Stored items from a collection
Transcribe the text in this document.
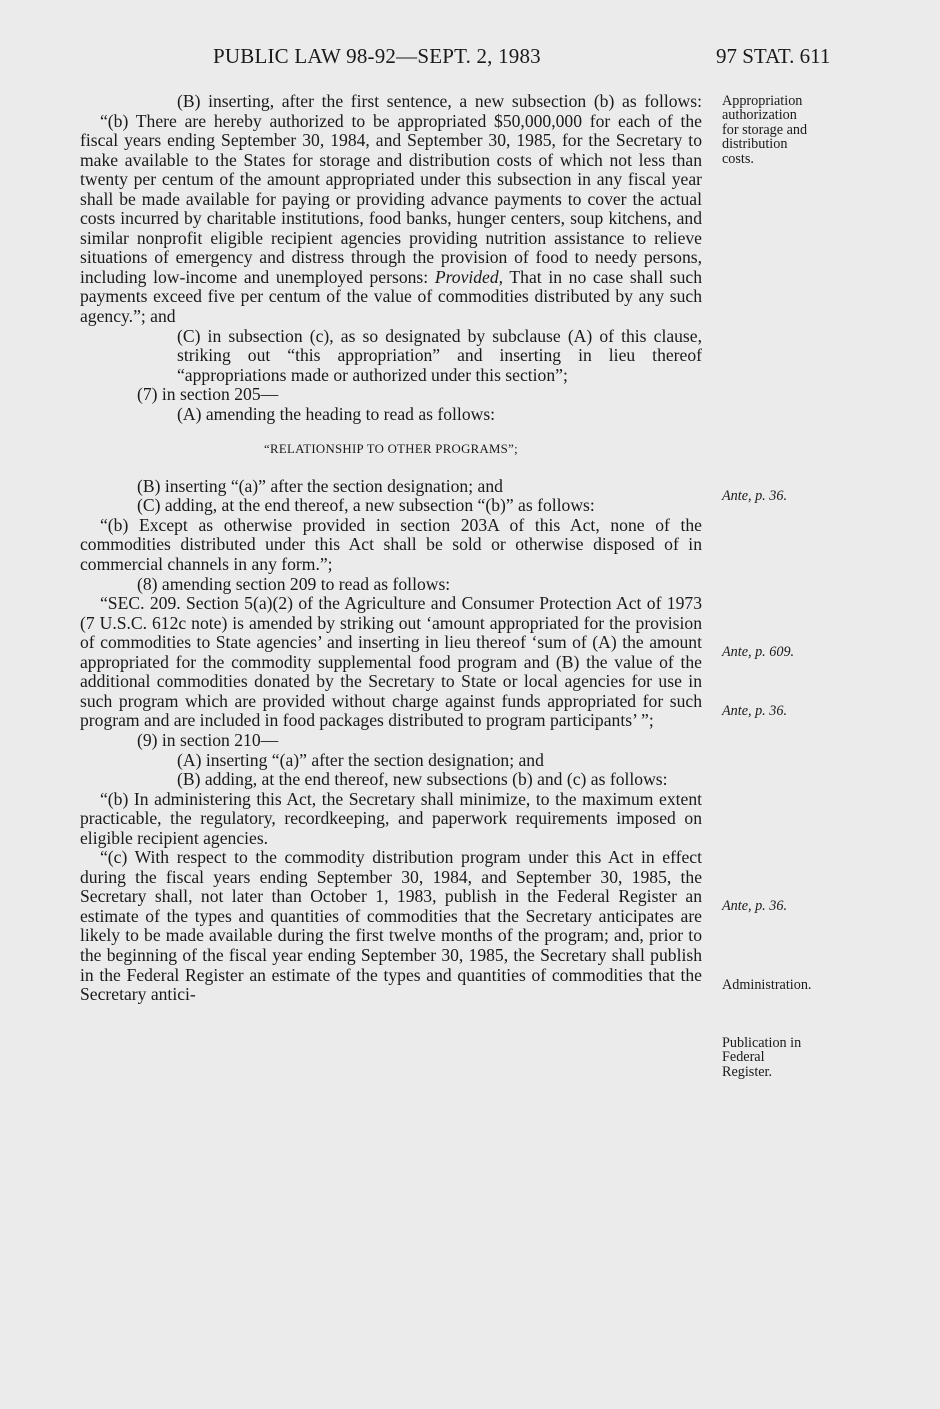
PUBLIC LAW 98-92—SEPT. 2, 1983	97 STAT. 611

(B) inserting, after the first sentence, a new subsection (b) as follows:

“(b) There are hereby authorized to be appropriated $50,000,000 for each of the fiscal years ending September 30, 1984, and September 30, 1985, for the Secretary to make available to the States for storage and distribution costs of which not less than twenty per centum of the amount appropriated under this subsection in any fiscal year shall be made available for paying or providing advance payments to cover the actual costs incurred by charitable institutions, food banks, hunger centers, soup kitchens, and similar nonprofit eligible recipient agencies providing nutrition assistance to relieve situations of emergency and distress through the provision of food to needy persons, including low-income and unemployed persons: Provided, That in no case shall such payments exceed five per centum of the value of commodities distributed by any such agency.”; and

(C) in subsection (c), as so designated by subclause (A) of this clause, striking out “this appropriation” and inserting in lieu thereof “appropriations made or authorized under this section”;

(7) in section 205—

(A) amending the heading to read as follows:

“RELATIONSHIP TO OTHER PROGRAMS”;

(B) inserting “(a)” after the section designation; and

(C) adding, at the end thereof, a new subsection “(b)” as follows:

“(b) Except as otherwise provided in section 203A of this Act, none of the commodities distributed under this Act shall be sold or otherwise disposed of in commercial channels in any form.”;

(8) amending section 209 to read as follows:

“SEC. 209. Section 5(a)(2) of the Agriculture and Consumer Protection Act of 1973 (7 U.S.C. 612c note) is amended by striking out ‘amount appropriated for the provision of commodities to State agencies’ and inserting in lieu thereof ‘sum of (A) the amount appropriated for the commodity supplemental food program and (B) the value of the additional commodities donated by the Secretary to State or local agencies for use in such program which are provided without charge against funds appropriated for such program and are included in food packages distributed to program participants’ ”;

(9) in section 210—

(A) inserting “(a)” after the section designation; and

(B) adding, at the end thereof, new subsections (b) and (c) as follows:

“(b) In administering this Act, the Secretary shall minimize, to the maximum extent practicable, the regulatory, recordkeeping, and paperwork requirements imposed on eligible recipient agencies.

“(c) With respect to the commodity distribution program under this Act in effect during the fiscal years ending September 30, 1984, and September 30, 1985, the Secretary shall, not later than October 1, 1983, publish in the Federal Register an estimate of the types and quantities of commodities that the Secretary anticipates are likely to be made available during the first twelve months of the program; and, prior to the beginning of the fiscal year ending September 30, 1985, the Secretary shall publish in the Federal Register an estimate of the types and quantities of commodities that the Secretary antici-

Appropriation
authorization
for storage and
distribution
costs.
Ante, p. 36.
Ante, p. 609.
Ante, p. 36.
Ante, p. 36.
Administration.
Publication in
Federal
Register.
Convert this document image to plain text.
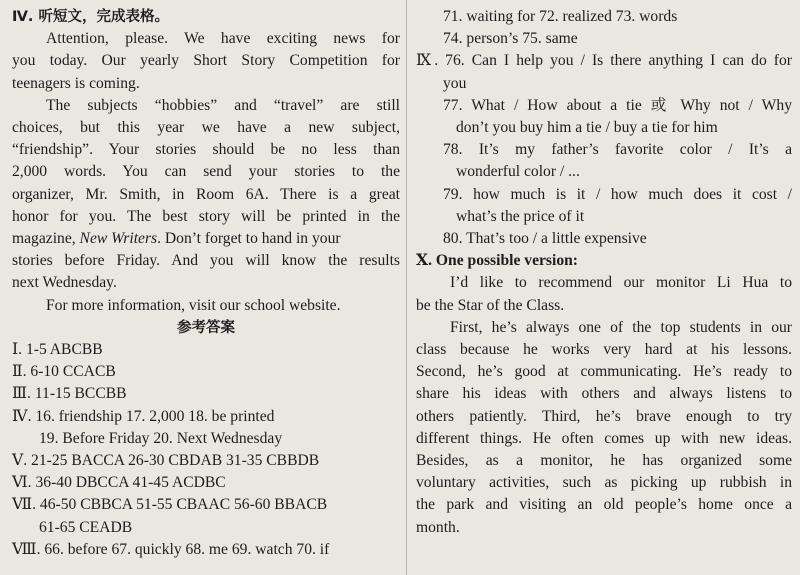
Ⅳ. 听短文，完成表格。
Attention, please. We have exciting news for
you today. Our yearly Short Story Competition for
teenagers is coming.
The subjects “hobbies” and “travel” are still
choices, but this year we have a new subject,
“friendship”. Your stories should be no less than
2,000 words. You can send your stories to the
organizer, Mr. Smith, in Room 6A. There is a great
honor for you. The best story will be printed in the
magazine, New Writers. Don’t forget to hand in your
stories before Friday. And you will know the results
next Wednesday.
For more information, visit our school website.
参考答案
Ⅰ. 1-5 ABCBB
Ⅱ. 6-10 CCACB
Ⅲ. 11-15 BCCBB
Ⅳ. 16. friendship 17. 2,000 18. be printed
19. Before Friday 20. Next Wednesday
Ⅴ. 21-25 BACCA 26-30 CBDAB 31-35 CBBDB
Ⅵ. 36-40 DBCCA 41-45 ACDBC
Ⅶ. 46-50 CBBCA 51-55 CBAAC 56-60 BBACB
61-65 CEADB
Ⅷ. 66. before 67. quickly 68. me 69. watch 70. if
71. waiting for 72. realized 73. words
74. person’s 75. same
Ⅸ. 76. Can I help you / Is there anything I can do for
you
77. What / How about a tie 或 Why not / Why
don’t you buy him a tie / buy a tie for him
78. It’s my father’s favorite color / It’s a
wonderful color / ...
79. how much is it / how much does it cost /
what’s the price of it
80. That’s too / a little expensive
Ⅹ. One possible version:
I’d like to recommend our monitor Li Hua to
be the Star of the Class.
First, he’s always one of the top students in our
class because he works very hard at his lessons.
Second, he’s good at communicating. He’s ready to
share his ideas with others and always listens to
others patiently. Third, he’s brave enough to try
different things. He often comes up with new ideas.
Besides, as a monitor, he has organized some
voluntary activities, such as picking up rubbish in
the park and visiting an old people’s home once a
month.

WRITTEN EXERCISE:
Extract from the data every line where "always" shows up.

CORRECT OUTPUT:
First, he’s always one of the top students in our
share his ideas with others and always listens to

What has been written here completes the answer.